### Directions for this task
Report back each line of the records that contains the string "способность".

═════ Data excerpts ═════

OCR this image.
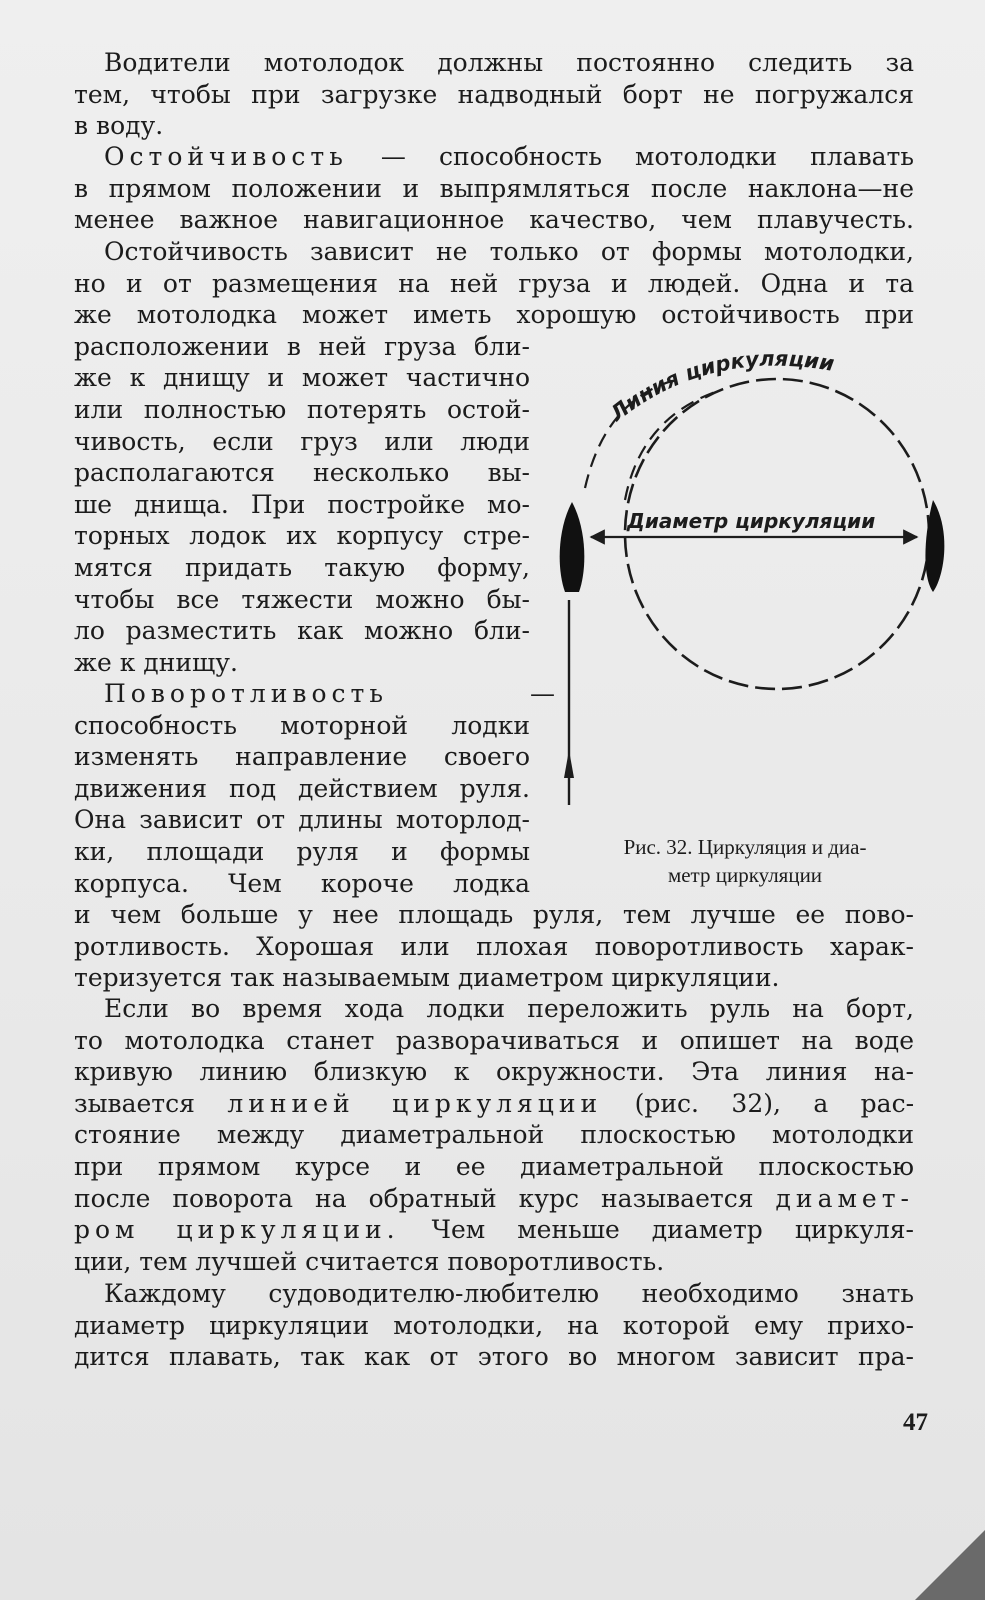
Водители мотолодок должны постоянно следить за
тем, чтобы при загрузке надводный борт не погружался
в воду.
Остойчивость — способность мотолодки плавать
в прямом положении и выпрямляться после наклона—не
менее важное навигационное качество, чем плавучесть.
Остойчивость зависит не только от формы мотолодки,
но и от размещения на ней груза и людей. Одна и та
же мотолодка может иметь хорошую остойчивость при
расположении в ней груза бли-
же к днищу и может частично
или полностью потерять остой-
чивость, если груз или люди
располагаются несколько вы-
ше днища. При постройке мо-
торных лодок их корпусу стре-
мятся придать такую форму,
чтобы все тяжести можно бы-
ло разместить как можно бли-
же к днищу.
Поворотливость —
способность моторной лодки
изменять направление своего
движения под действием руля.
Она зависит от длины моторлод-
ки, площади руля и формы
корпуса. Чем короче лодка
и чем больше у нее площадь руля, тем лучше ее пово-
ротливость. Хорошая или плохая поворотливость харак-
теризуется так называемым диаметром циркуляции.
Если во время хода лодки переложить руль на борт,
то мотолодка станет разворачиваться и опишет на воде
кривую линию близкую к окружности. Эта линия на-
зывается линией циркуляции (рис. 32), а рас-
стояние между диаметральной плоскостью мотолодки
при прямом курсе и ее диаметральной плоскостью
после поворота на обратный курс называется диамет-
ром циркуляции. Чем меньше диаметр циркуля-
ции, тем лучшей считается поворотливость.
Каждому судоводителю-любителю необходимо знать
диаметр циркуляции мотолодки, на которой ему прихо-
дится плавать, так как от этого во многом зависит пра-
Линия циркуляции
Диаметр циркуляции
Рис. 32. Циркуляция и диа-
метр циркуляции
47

═════

### Written solution
Остойчивость — способность мотолодки плавать
способность моторной лодки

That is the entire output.